** Begin STORED DATA **

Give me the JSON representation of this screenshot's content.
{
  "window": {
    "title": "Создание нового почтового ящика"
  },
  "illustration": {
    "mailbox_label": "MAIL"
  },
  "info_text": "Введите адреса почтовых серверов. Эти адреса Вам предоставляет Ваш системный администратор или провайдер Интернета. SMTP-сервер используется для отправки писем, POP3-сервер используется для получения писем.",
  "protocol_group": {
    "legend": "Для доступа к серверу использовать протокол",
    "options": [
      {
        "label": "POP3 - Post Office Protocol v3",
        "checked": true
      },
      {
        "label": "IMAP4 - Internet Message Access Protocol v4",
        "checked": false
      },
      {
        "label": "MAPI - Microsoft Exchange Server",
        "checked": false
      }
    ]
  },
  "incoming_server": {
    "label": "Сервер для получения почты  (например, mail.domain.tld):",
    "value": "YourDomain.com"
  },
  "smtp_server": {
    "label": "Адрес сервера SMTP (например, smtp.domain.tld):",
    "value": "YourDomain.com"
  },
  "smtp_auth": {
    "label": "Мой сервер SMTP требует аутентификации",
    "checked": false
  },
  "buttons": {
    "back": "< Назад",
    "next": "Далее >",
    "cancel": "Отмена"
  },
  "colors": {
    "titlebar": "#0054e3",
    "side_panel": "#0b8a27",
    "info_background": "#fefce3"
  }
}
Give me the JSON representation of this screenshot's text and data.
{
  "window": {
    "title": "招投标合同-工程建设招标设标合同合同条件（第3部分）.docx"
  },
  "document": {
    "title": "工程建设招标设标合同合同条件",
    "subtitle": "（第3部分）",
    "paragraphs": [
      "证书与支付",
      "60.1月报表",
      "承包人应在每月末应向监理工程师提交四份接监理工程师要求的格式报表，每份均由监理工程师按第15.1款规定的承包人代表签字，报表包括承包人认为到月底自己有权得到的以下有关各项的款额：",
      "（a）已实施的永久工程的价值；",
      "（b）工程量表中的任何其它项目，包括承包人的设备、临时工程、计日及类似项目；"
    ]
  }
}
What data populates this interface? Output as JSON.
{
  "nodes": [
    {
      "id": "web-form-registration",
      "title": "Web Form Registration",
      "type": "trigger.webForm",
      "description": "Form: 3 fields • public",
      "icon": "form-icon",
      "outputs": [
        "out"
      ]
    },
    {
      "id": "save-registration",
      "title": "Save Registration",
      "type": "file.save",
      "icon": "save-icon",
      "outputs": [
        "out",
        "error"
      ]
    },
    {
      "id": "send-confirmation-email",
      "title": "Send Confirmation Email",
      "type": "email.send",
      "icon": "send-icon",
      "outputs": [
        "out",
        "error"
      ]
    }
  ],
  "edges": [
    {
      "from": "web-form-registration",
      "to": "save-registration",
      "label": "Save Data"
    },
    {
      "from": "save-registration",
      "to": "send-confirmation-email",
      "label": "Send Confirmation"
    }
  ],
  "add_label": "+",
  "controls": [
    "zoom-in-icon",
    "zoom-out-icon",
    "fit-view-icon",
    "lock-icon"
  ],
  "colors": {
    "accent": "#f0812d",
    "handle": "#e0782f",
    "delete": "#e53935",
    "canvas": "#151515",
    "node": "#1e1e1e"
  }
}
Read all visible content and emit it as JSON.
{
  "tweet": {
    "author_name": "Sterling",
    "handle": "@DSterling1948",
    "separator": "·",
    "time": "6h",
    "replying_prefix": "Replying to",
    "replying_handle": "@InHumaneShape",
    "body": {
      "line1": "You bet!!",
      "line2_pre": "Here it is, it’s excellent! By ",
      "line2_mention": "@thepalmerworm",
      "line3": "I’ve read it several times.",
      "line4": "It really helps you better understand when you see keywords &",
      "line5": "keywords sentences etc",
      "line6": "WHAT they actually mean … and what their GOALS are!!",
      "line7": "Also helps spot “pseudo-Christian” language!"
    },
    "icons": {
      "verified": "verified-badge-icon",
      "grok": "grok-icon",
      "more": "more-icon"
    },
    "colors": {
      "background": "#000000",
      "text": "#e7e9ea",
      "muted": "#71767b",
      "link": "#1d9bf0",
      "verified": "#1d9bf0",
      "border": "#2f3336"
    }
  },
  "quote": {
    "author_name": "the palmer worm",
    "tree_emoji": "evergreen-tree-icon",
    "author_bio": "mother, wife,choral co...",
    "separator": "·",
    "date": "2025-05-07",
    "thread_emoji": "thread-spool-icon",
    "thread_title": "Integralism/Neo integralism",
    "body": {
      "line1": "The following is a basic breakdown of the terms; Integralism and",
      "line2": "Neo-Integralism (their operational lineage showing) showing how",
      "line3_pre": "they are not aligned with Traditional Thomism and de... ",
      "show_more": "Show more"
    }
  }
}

** End STORED DATA **

All of the data shown above must be copied exactly.

§ SOLUTION:
Give me the JSON representation of this screenshot's content.
{
  "window": {
    "title": "Создание нового почтового ящика"
  },
  "illustration": {
    "mailbox_label": "MAIL"
  },
  "info_text": "Введите адреса почтовых серверов. Эти адреса Вам предоставляет Ваш системный администратор или провайдер Интернета. SMTP-сервер используется для отправки писем, POP3-сервер используется для получения писем.",
  "protocol_group": {
    "legend": "Для доступа к серверу использовать протокол",
    "options": [
      {
        "label": "POP3 - Post Office Protocol v3",
        "checked": true
      },
      {
        "label": "IMAP4 - Internet Message Access Protocol v4",
        "checked": false
      },
      {
        "label": "MAPI - Microsoft Exchange Server",
        "checked": false
      }
    ]
  },
  "incoming_server": {
    "label": "Сервер для получения почты  (например, mail.domain.tld):",
    "value": "YourDomain.com"
  },
  "smtp_server": {
    "label": "Адрес сервера SMTP (например, smtp.domain.tld):",
    "value": "YourDomain.com"
  },
  "smtp_auth": {
    "label": "Мой сервер SMTP требует аутентификации",
    "checked": false
  },
  "buttons": {
    "back": "< Назад",
    "next": "Далее >",
    "cancel": "Отмена"
  },
  "colors": {
    "titlebar": "#0054e3",
    "side_panel": "#0b8a27",
    "info_background": "#fefce3"
  }
}
Give me the JSON representation of this screenshot's text and data.
{
  "window": {
    "title": "招投标合同-工程建设招标设标合同合同条件（第3部分）.docx"
  },
  "document": {
    "title": "工程建设招标设标合同合同条件",
    "subtitle": "（第3部分）",
    "paragraphs": [
      "证书与支付",
      "60.1月报表",
      "承包人应在每月末应向监理工程师提交四份接监理工程师要求的格式报表，每份均由监理工程师按第15.1款规定的承包人代表签字，报表包括承包人认为到月底自己有权得到的以下有关各项的款额：",
      "（a）已实施的永久工程的价值；",
      "（b）工程量表中的任何其它项目，包括承包人的设备、临时工程、计日及类似项目；"
    ]
  }
}
What data populates this interface? Output as JSON.
{
  "nodes": [
    {
      "id": "web-form-registration",
      "title": "Web Form Registration",
      "type": "trigger.webForm",
      "description": "Form: 3 fields • public",
      "icon": "form-icon",
      "outputs": [
        "out"
      ]
    },
    {
      "id": "save-registration",
      "title": "Save Registration",
      "type": "file.save",
      "icon": "save-icon",
      "outputs": [
        "out",
        "error"
      ]
    },
    {
      "id": "send-confirmation-email",
      "title": "Send Confirmation Email",
      "type": "email.send",
      "icon": "send-icon",
      "outputs": [
        "out",
        "error"
      ]
    }
  ],
  "edges": [
    {
      "from": "web-form-registration",
      "to": "save-registration",
      "label": "Save Data"
    },
    {
      "from": "save-registration",
      "to": "send-confirmation-email",
      "label": "Send Confirmation"
    }
  ],
  "add_label": "+",
  "controls": [
    "zoom-in-icon",
    "zoom-out-icon",
    "fit-view-icon",
    "lock-icon"
  ],
  "colors": {
    "accent": "#f0812d",
    "handle": "#e0782f",
    "delete": "#e53935",
    "canvas": "#151515",
    "node": "#1e1e1e"
  }
}
Read all visible content and emit it as JSON.
{
  "tweet": {
    "author_name": "Sterling",
    "handle": "@DSterling1948",
    "separator": "·",
    "time": "6h",
    "replying_prefix": "Replying to",
    "replying_handle": "@InHumaneShape",
    "body": {
      "line1": "You bet!!",
      "line2_pre": "Here it is, it’s excellent! By ",
      "line2_mention": "@thepalmerworm",
      "line3": "I’ve read it several times.",
      "line4": "It really helps you better understand when you see keywords &",
      "line5": "keywords sentences etc",
      "line6": "WHAT they actually mean … and what their GOALS are!!",
      "line7": "Also helps spot “pseudo-Christian” language!"
    },
    "icons": {
      "verified": "verified-badge-icon",
      "grok": "grok-icon",
      "more": "more-icon"
    },
    "colors": {
      "background": "#000000",
      "text": "#e7e9ea",
      "muted": "#71767b",
      "link": "#1d9bf0",
      "verified": "#1d9bf0",
      "border": "#2f3336"
    }
  },
  "quote": {
    "author_name": "the palmer worm",
    "tree_emoji": "evergreen-tree-icon",
    "author_bio": "mother, wife,choral co...",
    "separator": "·",
    "date": "2025-05-07",
    "thread_emoji": "thread-spool-icon",
    "thread_title": "Integralism/Neo integralism",
    "body": {
      "line1": "The following is a basic breakdown of the terms; Integralism and",
      "line2": "Neo-Integralism (their operational lineage showing) showing how",
      "line3_pre": "they are not aligned with Traditional Thomism and de... ",
      "show_more": "Show more"
    }
  }
}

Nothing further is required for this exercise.